- [Task]: Take the material below and write it all out again exactly.

- [Records shown]:
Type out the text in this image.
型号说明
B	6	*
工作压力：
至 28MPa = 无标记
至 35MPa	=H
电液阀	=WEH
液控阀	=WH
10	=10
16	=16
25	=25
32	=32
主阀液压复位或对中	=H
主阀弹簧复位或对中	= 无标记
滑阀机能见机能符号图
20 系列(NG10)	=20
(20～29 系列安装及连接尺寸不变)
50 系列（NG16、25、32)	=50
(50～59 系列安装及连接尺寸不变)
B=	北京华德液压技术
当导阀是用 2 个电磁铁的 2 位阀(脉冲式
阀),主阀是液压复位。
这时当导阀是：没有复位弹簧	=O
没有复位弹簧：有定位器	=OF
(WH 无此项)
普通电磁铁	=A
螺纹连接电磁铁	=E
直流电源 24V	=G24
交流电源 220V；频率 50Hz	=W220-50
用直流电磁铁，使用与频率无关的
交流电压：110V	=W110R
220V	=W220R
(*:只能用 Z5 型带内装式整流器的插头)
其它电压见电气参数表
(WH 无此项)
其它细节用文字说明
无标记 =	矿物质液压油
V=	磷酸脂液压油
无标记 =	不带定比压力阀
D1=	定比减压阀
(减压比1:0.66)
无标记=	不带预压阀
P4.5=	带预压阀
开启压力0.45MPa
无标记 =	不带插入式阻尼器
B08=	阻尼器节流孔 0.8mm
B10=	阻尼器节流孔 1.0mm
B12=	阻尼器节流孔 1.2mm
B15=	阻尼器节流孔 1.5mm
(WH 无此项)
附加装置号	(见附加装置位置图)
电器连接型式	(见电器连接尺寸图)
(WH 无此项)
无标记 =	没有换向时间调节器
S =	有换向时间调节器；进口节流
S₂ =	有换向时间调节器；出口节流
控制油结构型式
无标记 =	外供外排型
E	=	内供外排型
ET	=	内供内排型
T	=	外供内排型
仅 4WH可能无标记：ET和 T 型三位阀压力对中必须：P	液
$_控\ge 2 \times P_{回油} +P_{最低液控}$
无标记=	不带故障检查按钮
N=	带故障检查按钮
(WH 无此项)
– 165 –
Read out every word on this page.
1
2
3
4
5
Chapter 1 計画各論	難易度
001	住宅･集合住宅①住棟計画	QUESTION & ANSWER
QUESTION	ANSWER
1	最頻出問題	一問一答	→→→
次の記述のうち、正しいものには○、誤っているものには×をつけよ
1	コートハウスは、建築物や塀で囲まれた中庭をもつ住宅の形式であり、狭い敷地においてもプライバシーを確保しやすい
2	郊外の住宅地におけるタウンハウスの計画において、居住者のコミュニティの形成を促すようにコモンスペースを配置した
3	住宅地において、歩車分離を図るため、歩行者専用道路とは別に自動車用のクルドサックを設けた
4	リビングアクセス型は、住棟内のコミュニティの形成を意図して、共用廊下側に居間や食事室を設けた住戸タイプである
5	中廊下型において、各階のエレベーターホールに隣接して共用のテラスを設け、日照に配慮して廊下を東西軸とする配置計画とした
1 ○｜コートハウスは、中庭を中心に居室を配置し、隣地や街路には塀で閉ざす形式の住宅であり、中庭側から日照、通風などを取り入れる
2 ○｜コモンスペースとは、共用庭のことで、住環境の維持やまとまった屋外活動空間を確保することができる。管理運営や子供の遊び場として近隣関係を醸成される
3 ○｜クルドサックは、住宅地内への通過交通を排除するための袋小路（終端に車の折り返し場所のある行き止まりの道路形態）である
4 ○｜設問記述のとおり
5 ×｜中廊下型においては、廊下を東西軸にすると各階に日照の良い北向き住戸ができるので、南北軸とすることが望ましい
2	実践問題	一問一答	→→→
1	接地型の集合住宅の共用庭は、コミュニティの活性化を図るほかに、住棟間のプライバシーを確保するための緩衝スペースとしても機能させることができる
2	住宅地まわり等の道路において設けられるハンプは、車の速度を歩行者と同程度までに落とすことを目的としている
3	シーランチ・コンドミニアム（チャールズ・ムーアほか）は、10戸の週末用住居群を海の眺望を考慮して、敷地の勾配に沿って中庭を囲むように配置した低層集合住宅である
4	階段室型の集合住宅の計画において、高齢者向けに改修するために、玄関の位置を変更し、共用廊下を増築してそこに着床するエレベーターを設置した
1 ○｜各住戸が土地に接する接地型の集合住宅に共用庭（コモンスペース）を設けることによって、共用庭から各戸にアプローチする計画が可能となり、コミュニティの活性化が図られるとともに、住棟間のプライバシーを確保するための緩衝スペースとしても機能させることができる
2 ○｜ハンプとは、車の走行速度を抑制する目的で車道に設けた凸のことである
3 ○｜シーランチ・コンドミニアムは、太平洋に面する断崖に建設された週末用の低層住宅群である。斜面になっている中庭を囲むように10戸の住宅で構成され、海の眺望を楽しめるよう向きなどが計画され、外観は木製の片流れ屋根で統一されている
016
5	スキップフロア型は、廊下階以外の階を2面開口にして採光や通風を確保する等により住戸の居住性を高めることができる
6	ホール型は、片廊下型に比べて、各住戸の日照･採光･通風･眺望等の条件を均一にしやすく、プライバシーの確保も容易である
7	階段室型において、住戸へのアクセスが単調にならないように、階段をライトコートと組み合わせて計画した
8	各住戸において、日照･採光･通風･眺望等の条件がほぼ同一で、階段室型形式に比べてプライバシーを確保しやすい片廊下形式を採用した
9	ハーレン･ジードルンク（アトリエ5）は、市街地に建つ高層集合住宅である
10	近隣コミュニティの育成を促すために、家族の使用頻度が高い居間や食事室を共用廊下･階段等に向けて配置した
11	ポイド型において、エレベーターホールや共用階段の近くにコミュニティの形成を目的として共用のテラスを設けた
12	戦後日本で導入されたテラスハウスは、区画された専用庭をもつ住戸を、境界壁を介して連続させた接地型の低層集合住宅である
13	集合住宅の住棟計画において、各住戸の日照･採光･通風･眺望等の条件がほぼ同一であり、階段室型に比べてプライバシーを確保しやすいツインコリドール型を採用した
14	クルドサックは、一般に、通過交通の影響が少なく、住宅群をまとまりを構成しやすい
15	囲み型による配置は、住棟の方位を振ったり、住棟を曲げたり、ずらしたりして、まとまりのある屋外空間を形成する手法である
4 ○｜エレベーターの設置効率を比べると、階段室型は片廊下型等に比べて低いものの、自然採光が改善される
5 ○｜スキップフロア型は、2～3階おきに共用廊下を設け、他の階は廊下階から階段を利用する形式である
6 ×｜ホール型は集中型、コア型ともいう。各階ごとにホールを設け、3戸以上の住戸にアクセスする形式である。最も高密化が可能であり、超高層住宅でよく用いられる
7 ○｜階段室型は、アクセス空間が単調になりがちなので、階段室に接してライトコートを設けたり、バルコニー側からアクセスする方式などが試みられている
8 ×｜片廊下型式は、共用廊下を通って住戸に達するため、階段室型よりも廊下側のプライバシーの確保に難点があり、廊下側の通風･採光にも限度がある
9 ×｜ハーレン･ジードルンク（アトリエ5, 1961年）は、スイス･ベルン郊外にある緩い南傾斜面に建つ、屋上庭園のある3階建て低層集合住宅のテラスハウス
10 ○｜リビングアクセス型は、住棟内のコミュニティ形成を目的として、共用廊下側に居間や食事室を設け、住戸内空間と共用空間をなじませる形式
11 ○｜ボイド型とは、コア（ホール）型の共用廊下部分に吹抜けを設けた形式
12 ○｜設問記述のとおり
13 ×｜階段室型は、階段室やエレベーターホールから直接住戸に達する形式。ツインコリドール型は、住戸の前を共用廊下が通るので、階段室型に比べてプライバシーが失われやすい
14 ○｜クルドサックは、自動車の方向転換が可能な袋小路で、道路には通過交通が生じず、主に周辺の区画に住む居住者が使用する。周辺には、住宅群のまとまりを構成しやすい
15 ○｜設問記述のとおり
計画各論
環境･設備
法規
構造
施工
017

- [Written answer]:
Type out the text in this image.
型号说明
B	6	*
工作压力：
至 28MPa = 无标记
至 35MPa	=H
电液阀	=WEH
液控阀	=WH
10	=10
16	=16
25	=25
32	=32
主阀液压复位或对中	=H
主阀弹簧复位或对中	= 无标记
滑阀机能见机能符号图
20 系列(NG10)	=20
(20～29 系列安装及连接尺寸不变)
50 系列（NG16、25、32)	=50
(50～59 系列安装及连接尺寸不变)
B=	北京华德液压技术
当导阀是用 2 个电磁铁的 2 位阀(脉冲式
阀),主阀是液压复位。
这时当导阀是：没有复位弹簧	=O
没有复位弹簧：有定位器	=OF
(WH 无此项)
普通电磁铁	=A
螺纹连接电磁铁	=E
直流电源 24V	=G24
交流电源 220V；频率 50Hz	=W220-50
用直流电磁铁，使用与频率无关的
交流电压：110V	=W110R
220V	=W220R
(*:只能用 Z5 型带内装式整流器的插头)
其它电压见电气参数表
(WH 无此项)
其它细节用文字说明
无标记 =	矿物质液压油
V=	磷酸脂液压油
无标记 =	不带定比压力阀
D1=	定比减压阀
(减压比1:0.66)
无标记=	不带预压阀
P4.5=	带预压阀
开启压力0.45MPa
无标记 =	不带插入式阻尼器
B08=	阻尼器节流孔 0.8mm
B10=	阻尼器节流孔 1.0mm
B12=	阻尼器节流孔 1.2mm
B15=	阻尼器节流孔 1.5mm
(WH 无此项)
附加装置号	(见附加装置位置图)
电器连接型式	(见电器连接尺寸图)
(WH 无此项)
无标记 =	没有换向时间调节器
S =	有换向时间调节器；进口节流
S₂ =	有换向时间调节器；出口节流
控制油结构型式
无标记 =	外供外排型
E	=	内供外排型
ET	=	内供内排型
T	=	外供内排型
仅 4WH可能无标记：ET和 T 型三位阀压力对中必须：P	液
$_控\ge 2 \times P_{回油} +P_{最低液控}$
无标记=	不带故障检查按钮
N=	带故障检查按钮
(WH 无此项)
– 165 –
Read out every word on this page.
1
2
3
4
5
Chapter 1 計画各論	難易度
001	住宅･集合住宅①住棟計画	QUESTION & ANSWER
QUESTION	ANSWER
1	最頻出問題	一問一答	→→→
次の記述のうち、正しいものには○、誤っているものには×をつけよ
1	コートハウスは、建築物や塀で囲まれた中庭をもつ住宅の形式であり、狭い敷地においてもプライバシーを確保しやすい
2	郊外の住宅地におけるタウンハウスの計画において、居住者のコミュニティの形成を促すようにコモンスペースを配置した
3	住宅地において、歩車分離を図るため、歩行者専用道路とは別に自動車用のクルドサックを設けた
4	リビングアクセス型は、住棟内のコミュニティの形成を意図して、共用廊下側に居間や食事室を設けた住戸タイプである
5	中廊下型において、各階のエレベーターホールに隣接して共用のテラスを設け、日照に配慮して廊下を東西軸とする配置計画とした
1 ○｜コートハウスは、中庭を中心に居室を配置し、隣地や街路には塀で閉ざす形式の住宅であり、中庭側から日照、通風などを取り入れる
2 ○｜コモンスペースとは、共用庭のことで、住環境の維持やまとまった屋外活動空間を確保することができる。管理運営や子供の遊び場として近隣関係を醸成される
3 ○｜クルドサックは、住宅地内への通過交通を排除するための袋小路（終端に車の折り返し場所のある行き止まりの道路形態）である
4 ○｜設問記述のとおり
5 ×｜中廊下型においては、廊下を東西軸にすると各階に日照の良い北向き住戸ができるので、南北軸とすることが望ましい
2	実践問題	一問一答	→→→
1	接地型の集合住宅の共用庭は、コミュニティの活性化を図るほかに、住棟間のプライバシーを確保するための緩衝スペースとしても機能させることができる
2	住宅地まわり等の道路において設けられるハンプは、車の速度を歩行者と同程度までに落とすことを目的としている
3	シーランチ・コンドミニアム（チャールズ・ムーアほか）は、10戸の週末用住居群を海の眺望を考慮して、敷地の勾配に沿って中庭を囲むように配置した低層集合住宅である
4	階段室型の集合住宅の計画において、高齢者向けに改修するために、玄関の位置を変更し、共用廊下を増築してそこに着床するエレベーターを設置した
1 ○｜各住戸が土地に接する接地型の集合住宅に共用庭（コモンスペース）を設けることによって、共用庭から各戸にアプローチする計画が可能となり、コミュニティの活性化が図られるとともに、住棟間のプライバシーを確保するための緩衝スペースとしても機能させることができる
2 ○｜ハンプとは、車の走行速度を抑制する目的で車道に設けた凸のことである
3 ○｜シーランチ・コンドミニアムは、太平洋に面する断崖に建設された週末用の低層住宅群である。斜面になっている中庭を囲むように10戸の住宅で構成され、海の眺望を楽しめるよう向きなどが計画され、外観は木製の片流れ屋根で統一されている
016
5	スキップフロア型は、廊下階以外の階を2面開口にして採光や通風を確保する等により住戸の居住性を高めることができる
6	ホール型は、片廊下型に比べて、各住戸の日照･採光･通風･眺望等の条件を均一にしやすく、プライバシーの確保も容易である
7	階段室型において、住戸へのアクセスが単調にならないように、階段をライトコートと組み合わせて計画した
8	各住戸において、日照･採光･通風･眺望等の条件がほぼ同一で、階段室型形式に比べてプライバシーを確保しやすい片廊下形式を採用した
9	ハーレン･ジードルンク（アトリエ5）は、市街地に建つ高層集合住宅である
10	近隣コミュニティの育成を促すために、家族の使用頻度が高い居間や食事室を共用廊下･階段等に向けて配置した
11	ポイド型において、エレベーターホールや共用階段の近くにコミュニティの形成を目的として共用のテラスを設けた
12	戦後日本で導入されたテラスハウスは、区画された専用庭をもつ住戸を、境界壁を介して連続させた接地型の低層集合住宅である
13	集合住宅の住棟計画において、各住戸の日照･採光･通風･眺望等の条件がほぼ同一であり、階段室型に比べてプライバシーを確保しやすいツインコリドール型を採用した
14	クルドサックは、一般に、通過交通の影響が少なく、住宅群をまとまりを構成しやすい
15	囲み型による配置は、住棟の方位を振ったり、住棟を曲げたり、ずらしたりして、まとまりのある屋外空間を形成する手法である
4 ○｜エレベーターの設置効率を比べると、階段室型は片廊下型等に比べて低いものの、自然採光が改善される
5 ○｜スキップフロア型は、2～3階おきに共用廊下を設け、他の階は廊下階から階段を利用する形式である
6 ×｜ホール型は集中型、コア型ともいう。各階ごとにホールを設け、3戸以上の住戸にアクセスする形式である。最も高密化が可能であり、超高層住宅でよく用いられる
7 ○｜階段室型は、アクセス空間が単調になりがちなので、階段室に接してライトコートを設けたり、バルコニー側からアクセスする方式などが試みられている
8 ×｜片廊下型式は、共用廊下を通って住戸に達するため、階段室型よりも廊下側のプライバシーの確保に難点があり、廊下側の通風･採光にも限度がある
9 ×｜ハーレン･ジードルンク（アトリエ5, 1961年）は、スイス･ベルン郊外にある緩い南傾斜面に建つ、屋上庭園のある3階建て低層集合住宅のテラスハウス
10 ○｜リビングアクセス型は、住棟内のコミュニティ形成を目的として、共用廊下側に居間や食事室を設け、住戸内空間と共用空間をなじませる形式
11 ○｜ボイド型とは、コア（ホール）型の共用廊下部分に吹抜けを設けた形式
12 ○｜設問記述のとおり
13 ×｜階段室型は、階段室やエレベーターホールから直接住戸に達する形式。ツインコリドール型は、住戸の前を共用廊下が通るので、階段室型に比べてプライバシーが失われやすい
14 ○｜クルドサックは、自動車の方向転換が可能な袋小路で、道路には通過交通が生じず、主に周辺の区画に住む居住者が使用する。周辺には、住宅群のまとまりを構成しやすい
15 ○｜設問記述のとおり
計画各論
環境･設備
法規
構造
施工
017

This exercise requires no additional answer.